__Goal__.
Transcribe the records below exactly, leaving out any pictures.

__Listed entries__.

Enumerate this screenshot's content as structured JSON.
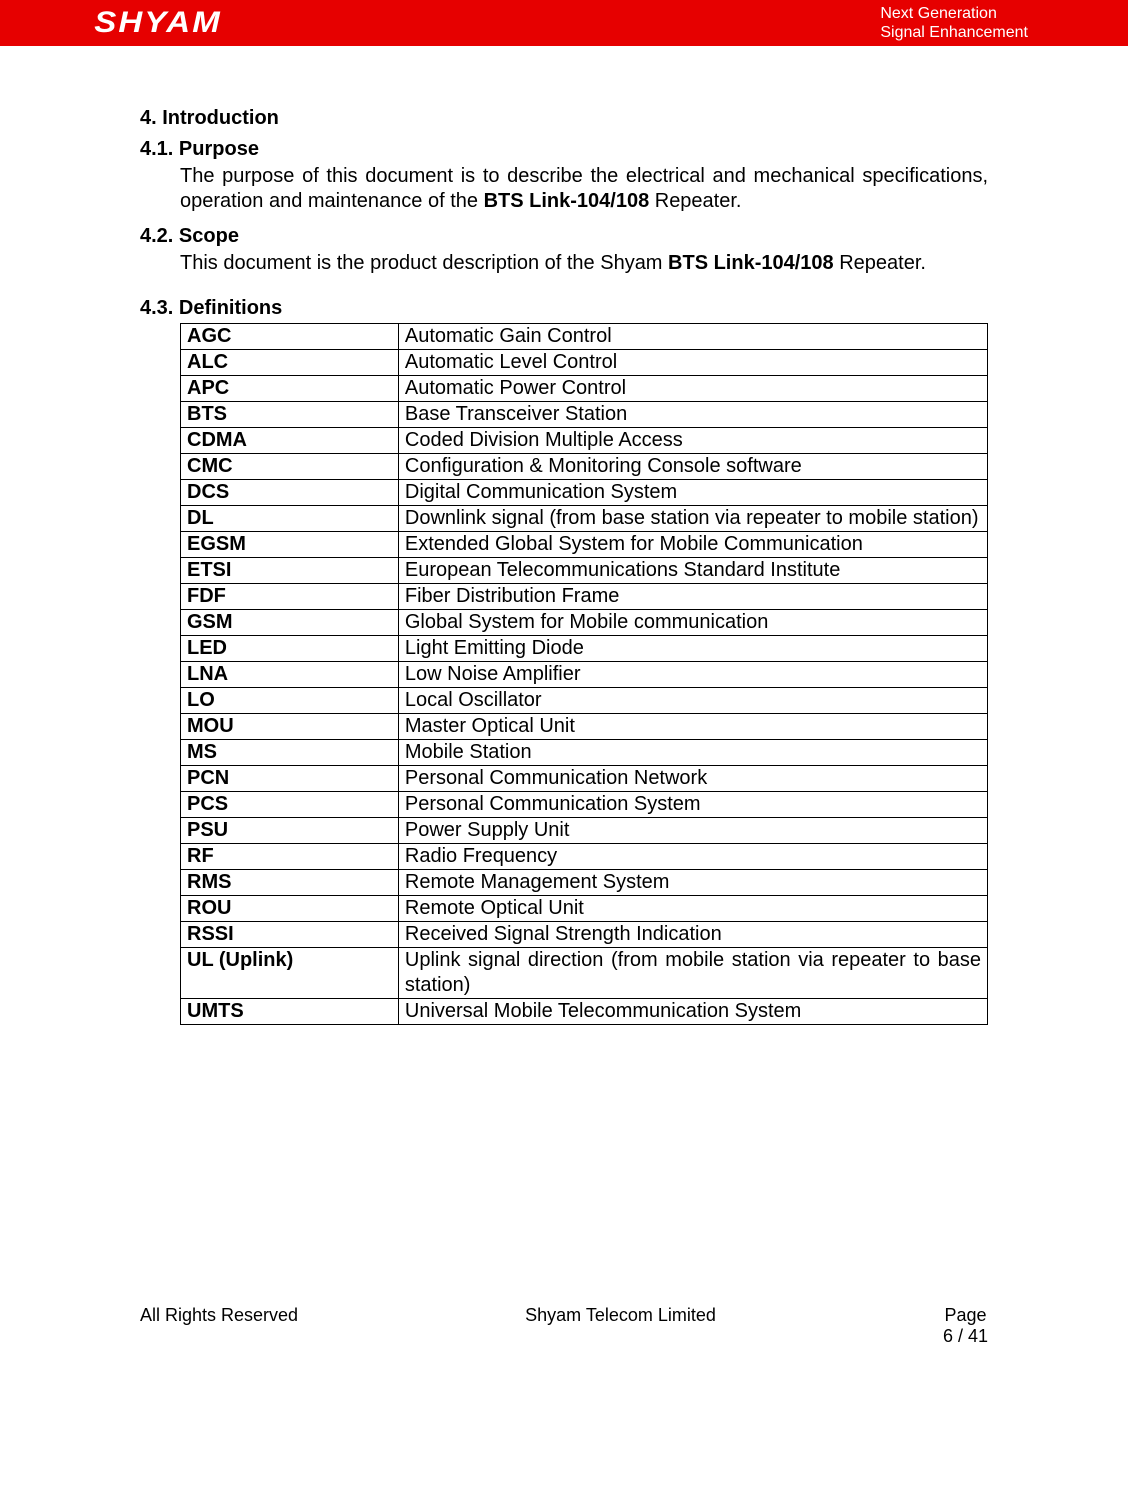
{
  "header": {
    "logo_text": "SHYAM",
    "tag_line1": "Next Generation",
    "tag_line2": "Signal Enhancement"
  },
  "sections": {
    "intro_num": "4. Introduction",
    "purpose_num": "4.1. Purpose",
    "purpose_text_pre": "The purpose of this document is to describe the electrical and mechanical specifications, operation and maintenance of the ",
    "purpose_bold": "BTS Link-104/108",
    "purpose_text_post": " Repeater.",
    "scope_num": "4.2. Scope",
    "scope_text_pre": "This document is the product description of the Shyam ",
    "scope_bold": "BTS Link-104/108",
    "scope_text_post": " Repeater.",
    "definitions_num": "4.3. Definitions"
  },
  "definitions": [
    {
      "term": "AGC",
      "def": "Automatic Gain Control"
    },
    {
      "term": "ALC",
      "def": "Automatic Level Control"
    },
    {
      "term": "APC",
      "def": "Automatic Power Control"
    },
    {
      "term": "BTS",
      "def": "Base Transceiver Station"
    },
    {
      "term": "CDMA",
      "def": "Coded Division Multiple Access"
    },
    {
      "term": "CMC",
      "def": "Configuration & Monitoring Console software"
    },
    {
      "term": "DCS",
      "def": "Digital Communication System"
    },
    {
      "term": "DL",
      "def": "Downlink signal (from base station via repeater to mobile station)"
    },
    {
      "term": "EGSM",
      "def": "Extended Global System for Mobile Communication"
    },
    {
      "term": "ETSI",
      "def": "European Telecommunications Standard Institute"
    },
    {
      "term": "FDF",
      "def": "Fiber Distribution Frame"
    },
    {
      "term": "GSM",
      "def": "Global System for Mobile communication"
    },
    {
      "term": "LED",
      "def": "Light Emitting Diode"
    },
    {
      "term": "LNA",
      "def": "Low Noise Amplifier"
    },
    {
      "term": "LO",
      "def": "Local Oscillator"
    },
    {
      "term": "MOU",
      "def": "Master Optical Unit"
    },
    {
      "term": "MS",
      "def": "Mobile Station"
    },
    {
      "term": "PCN",
      "def": "Personal Communication Network"
    },
    {
      "term": "PCS",
      "def": "Personal Communication System"
    },
    {
      "term": "PSU",
      "def": "Power Supply Unit"
    },
    {
      "term": "RF",
      "def": "Radio Frequency"
    },
    {
      "term": "RMS",
      "def": "Remote Management System"
    },
    {
      "term": "ROU",
      "def": "Remote Optical Unit"
    },
    {
      "term": "RSSI",
      "def": "Received Signal Strength Indication"
    },
    {
      "term": "UL (Uplink)",
      "def": "Uplink signal direction (from mobile station via repeater to base station)"
    },
    {
      "term": "UMTS",
      "def": "Universal Mobile Telecommunication System"
    }
  ],
  "footer": {
    "left": "All Rights Reserved",
    "center": "Shyam Telecom Limited",
    "page_label": "Page",
    "page_num": "6 / 41"
  },
  "colors": {
    "header_bg": "#e60000",
    "header_text": "#ffffff",
    "body_text": "#000000",
    "table_border": "#000000"
  }
}
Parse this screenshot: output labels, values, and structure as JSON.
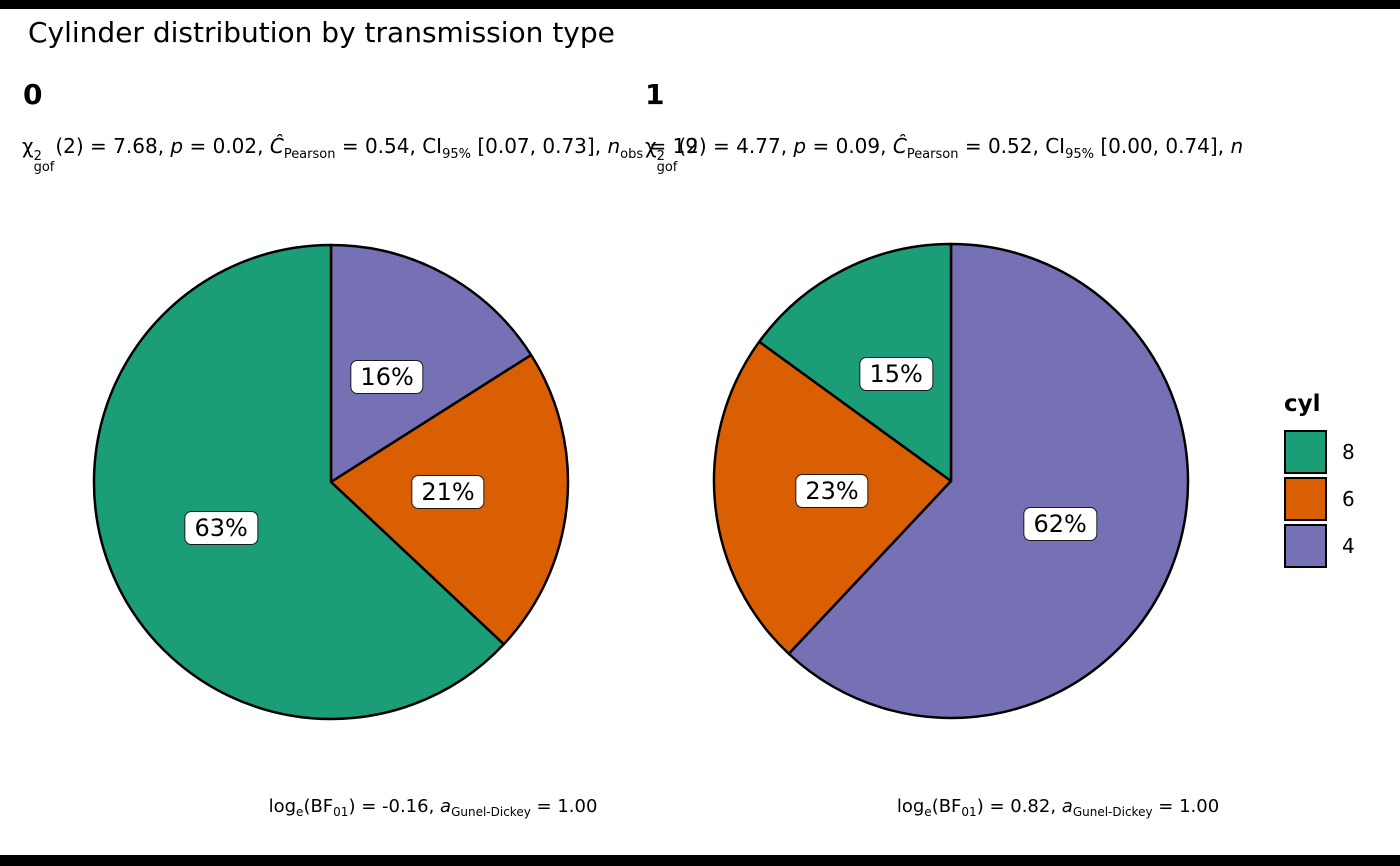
{
  "title": "Cylinder distribution by transmission type",
  "colors": {
    "cyl8": "#1B9E77",
    "cyl6": "#D95F02",
    "cyl4": "#7671B4"
  },
  "legend": {
    "title": "cyl",
    "items": [
      {
        "label": "8",
        "color_key": "cyl8"
      },
      {
        "label": "6",
        "color_key": "cyl6"
      },
      {
        "label": "4",
        "color_key": "cyl4"
      }
    ]
  },
  "facets": [
    {
      "label": "0",
      "subtitle_segments": [
        {
          "t": "χ"
        },
        {
          "stack": {
            "sup": "2",
            "sub": "gof"
          }
        },
        {
          "t": "(2) = 7.68, "
        },
        {
          "t": "p",
          "i": true
        },
        {
          "t": " = 0.02, "
        },
        {
          "t": "Ĉ",
          "i": true
        },
        {
          "sub": "Pearson"
        },
        {
          "t": " = 0.54, CI"
        },
        {
          "sub": "95%"
        },
        {
          "t": " [0.07, 0.73], "
        },
        {
          "t": "n",
          "i": true
        },
        {
          "sub": "obs"
        },
        {
          "t": " = 19"
        }
      ],
      "caption_segments": [
        {
          "t": "log"
        },
        {
          "sub": "e"
        },
        {
          "t": "(BF"
        },
        {
          "sub": "01"
        },
        {
          "t": ") = -0.16, "
        },
        {
          "t": "a",
          "i": true
        },
        {
          "sub": "Gunel-Dickey"
        },
        {
          "t": " = 1.00"
        }
      ],
      "slices": [
        {
          "cyl": "4",
          "pct": 16,
          "label": "16%"
        },
        {
          "cyl": "6",
          "pct": 21,
          "label": "21%"
        },
        {
          "cyl": "8",
          "pct": 63,
          "label": "63%"
        }
      ]
    },
    {
      "label": "1",
      "subtitle_segments": [
        {
          "t": "χ"
        },
        {
          "stack": {
            "sup": "2",
            "sub": "gof"
          }
        },
        {
          "t": "(2) = 4.77, "
        },
        {
          "t": "p",
          "i": true
        },
        {
          "t": " = 0.09, "
        },
        {
          "t": "Ĉ",
          "i": true
        },
        {
          "sub": "Pearson"
        },
        {
          "t": " = 0.52, CI"
        },
        {
          "sub": "95%"
        },
        {
          "t": " [0.00, 0.74], "
        },
        {
          "t": "n",
          "i": true
        }
      ],
      "caption_segments": [
        {
          "t": "log"
        },
        {
          "sub": "e"
        },
        {
          "t": "(BF"
        },
        {
          "sub": "01"
        },
        {
          "t": ") = 0.82, "
        },
        {
          "t": "a",
          "i": true
        },
        {
          "sub": "Gunel-Dickey"
        },
        {
          "t": " = 1.00"
        }
      ],
      "slices": [
        {
          "cyl": "4",
          "pct": 62,
          "label": "62%"
        },
        {
          "cyl": "6",
          "pct": 23,
          "label": "23%"
        },
        {
          "cyl": "8",
          "pct": 15,
          "label": "15%"
        }
      ]
    }
  ],
  "chart_data": [
    {
      "type": "pie",
      "facet": "0",
      "categories": [
        "8",
        "6",
        "4"
      ],
      "values": [
        63,
        21,
        16
      ],
      "unit": "percent of cars",
      "legend_title": "cyl",
      "title": "Cylinder distribution by transmission type",
      "slice_colors": {
        "8": "#1B9E77",
        "6": "#D95F02",
        "4": "#7671B4"
      },
      "stats_subtitle": "chi2_gof(2) = 7.68, p = 0.02, C_Pearson = 0.54, CI_95% [0.07, 0.73], n_obs = 19",
      "bayes_caption": "log_e(BF_01) = -0.16, a_Gunel-Dickey = 1.00",
      "legend_position": "right"
    },
    {
      "type": "pie",
      "facet": "1",
      "categories": [
        "8",
        "6",
        "4"
      ],
      "values": [
        15,
        23,
        62
      ],
      "unit": "percent of cars",
      "legend_title": "cyl",
      "slice_colors": {
        "8": "#1B9E77",
        "6": "#D95F02",
        "4": "#7671B4"
      },
      "stats_subtitle": "chi2_gof(2) = 4.77, p = 0.09, C_Pearson = 0.52, CI_95% [0.00, 0.74], n (clipped at edge)",
      "bayes_caption": "log_e(BF_01) = 0.82, a_Gunel-Dickey = 1.00",
      "legend_position": "right"
    }
  ]
}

__Answer to this task__.
Enumerate this screenshot's content as structured JSON.
{
  "header": {
    "logo_text": "SHYAM",
    "tag_line1": "Next Generation",
    "tag_line2": "Signal Enhancement"
  },
  "sections": {
    "intro_num": "4. Introduction",
    "purpose_num": "4.1. Purpose",
    "purpose_text_pre": "The purpose of this document is to describe the electrical and mechanical specifications, operation and maintenance of the ",
    "purpose_bold": "BTS Link-104/108",
    "purpose_text_post": " Repeater.",
    "scope_num": "4.2. Scope",
    "scope_text_pre": "This document is the product description of the Shyam ",
    "scope_bold": "BTS Link-104/108",
    "scope_text_post": " Repeater.",
    "definitions_num": "4.3. Definitions"
  },
  "definitions": [
    {
      "term": "AGC",
      "def": "Automatic Gain Control"
    },
    {
      "term": "ALC",
      "def": "Automatic Level Control"
    },
    {
      "term": "APC",
      "def": "Automatic Power Control"
    },
    {
      "term": "BTS",
      "def": "Base Transceiver Station"
    },
    {
      "term": "CDMA",
      "def": "Coded Division Multiple Access"
    },
    {
      "term": "CMC",
      "def": "Configuration & Monitoring Console software"
    },
    {
      "term": "DCS",
      "def": "Digital Communication System"
    },
    {
      "term": "DL",
      "def": "Downlink signal (from base station via repeater to mobile station)"
    },
    {
      "term": "EGSM",
      "def": "Extended Global System for Mobile Communication"
    },
    {
      "term": "ETSI",
      "def": "European Telecommunications Standard Institute"
    },
    {
      "term": "FDF",
      "def": "Fiber Distribution Frame"
    },
    {
      "term": "GSM",
      "def": "Global System for Mobile communication"
    },
    {
      "term": "LED",
      "def": "Light Emitting Diode"
    },
    {
      "term": "LNA",
      "def": "Low Noise Amplifier"
    },
    {
      "term": "LO",
      "def": "Local Oscillator"
    },
    {
      "term": "MOU",
      "def": "Master Optical Unit"
    },
    {
      "term": "MS",
      "def": "Mobile Station"
    },
    {
      "term": "PCN",
      "def": "Personal Communication Network"
    },
    {
      "term": "PCS",
      "def": "Personal Communication System"
    },
    {
      "term": "PSU",
      "def": "Power Supply Unit"
    },
    {
      "term": "RF",
      "def": "Radio Frequency"
    },
    {
      "term": "RMS",
      "def": "Remote Management System"
    },
    {
      "term": "ROU",
      "def": "Remote Optical Unit"
    },
    {
      "term": "RSSI",
      "def": "Received Signal Strength Indication"
    },
    {
      "term": "UL (Uplink)",
      "def": "Uplink signal direction (from mobile station via repeater to base station)"
    },
    {
      "term": "UMTS",
      "def": "Universal Mobile Telecommunication System"
    }
  ],
  "footer": {
    "left": "All Rights Reserved",
    "center": "Shyam Telecom Limited",
    "page_label": "Page",
    "page_num": "6 / 41"
  },
  "colors": {
    "header_bg": "#e60000",
    "header_text": "#ffffff",
    "body_text": "#000000",
    "table_border": "#000000"
  }
}
Parse this screenshot: output labels, values, and structure as JSON.
{
  "title": "Cylinder distribution by transmission type",
  "colors": {
    "cyl8": "#1B9E77",
    "cyl6": "#D95F02",
    "cyl4": "#7671B4"
  },
  "legend": {
    "title": "cyl",
    "items": [
      {
        "label": "8",
        "color_key": "cyl8"
      },
      {
        "label": "6",
        "color_key": "cyl6"
      },
      {
        "label": "4",
        "color_key": "cyl4"
      }
    ]
  },
  "facets": [
    {
      "label": "0",
      "subtitle_segments": [
        {
          "t": "χ"
        },
        {
          "stack": {
            "sup": "2",
            "sub": "gof"
          }
        },
        {
          "t": "(2) = 7.68, "
        },
        {
          "t": "p",
          "i": true
        },
        {
          "t": " = 0.02, "
        },
        {
          "t": "Ĉ",
          "i": true
        },
        {
          "sub": "Pearson"
        },
        {
          "t": " = 0.54, CI"
        },
        {
          "sub": "95%"
        },
        {
          "t": " [0.07, 0.73], "
        },
        {
          "t": "n",
          "i": true
        },
        {
          "sub": "obs"
        },
        {
          "t": " = 19"
        }
      ],
      "caption_segments": [
        {
          "t": "log"
        },
        {
          "sub": "e"
        },
        {
          "t": "(BF"
        },
        {
          "sub": "01"
        },
        {
          "t": ") = -0.16, "
        },
        {
          "t": "a",
          "i": true
        },
        {
          "sub": "Gunel-Dickey"
        },
        {
          "t": " = 1.00"
        }
      ],
      "slices": [
        {
          "cyl": "4",
          "pct": 16,
          "label": "16%"
        },
        {
          "cyl": "6",
          "pct": 21,
          "label": "21%"
        },
        {
          "cyl": "8",
          "pct": 63,
          "label": "63%"
        }
      ]
    },
    {
      "label": "1",
      "subtitle_segments": [
        {
          "t": "χ"
        },
        {
          "stack": {
            "sup": "2",
            "sub": "gof"
          }
        },
        {
          "t": "(2) = 4.77, "
        },
        {
          "t": "p",
          "i": true
        },
        {
          "t": " = 0.09, "
        },
        {
          "t": "Ĉ",
          "i": true
        },
        {
          "sub": "Pearson"
        },
        {
          "t": " = 0.52, CI"
        },
        {
          "sub": "95%"
        },
        {
          "t": " [0.00, 0.74], "
        },
        {
          "t": "n",
          "i": true
        }
      ],
      "caption_segments": [
        {
          "t": "log"
        },
        {
          "sub": "e"
        },
        {
          "t": "(BF"
        },
        {
          "sub": "01"
        },
        {
          "t": ") = 0.82, "
        },
        {
          "t": "a",
          "i": true
        },
        {
          "sub": "Gunel-Dickey"
        },
        {
          "t": " = 1.00"
        }
      ],
      "slices": [
        {
          "cyl": "4",
          "pct": 62,
          "label": "62%"
        },
        {
          "cyl": "6",
          "pct": 23,
          "label": "23%"
        },
        {
          "cyl": "8",
          "pct": 15,
          "label": "15%"
        }
      ]
    }
  ],
  "chart_data": [
    {
      "type": "pie",
      "facet": "0",
      "categories": [
        "8",
        "6",
        "4"
      ],
      "values": [
        63,
        21,
        16
      ],
      "unit": "percent of cars",
      "legend_title": "cyl",
      "title": "Cylinder distribution by transmission type",
      "slice_colors": {
        "8": "#1B9E77",
        "6": "#D95F02",
        "4": "#7671B4"
      },
      "stats_subtitle": "chi2_gof(2) = 7.68, p = 0.02, C_Pearson = 0.54, CI_95% [0.07, 0.73], n_obs = 19",
      "bayes_caption": "log_e(BF_01) = -0.16, a_Gunel-Dickey = 1.00",
      "legend_position": "right"
    },
    {
      "type": "pie",
      "facet": "1",
      "categories": [
        "8",
        "6",
        "4"
      ],
      "values": [
        15,
        23,
        62
      ],
      "unit": "percent of cars",
      "legend_title": "cyl",
      "slice_colors": {
        "8": "#1B9E77",
        "6": "#D95F02",
        "4": "#7671B4"
      },
      "stats_subtitle": "chi2_gof(2) = 4.77, p = 0.09, C_Pearson = 0.52, CI_95% [0.00, 0.74], n (clipped at edge)",
      "bayes_caption": "log_e(BF_01) = 0.82, a_Gunel-Dickey = 1.00",
      "legend_position": "right"
    }
  ]
}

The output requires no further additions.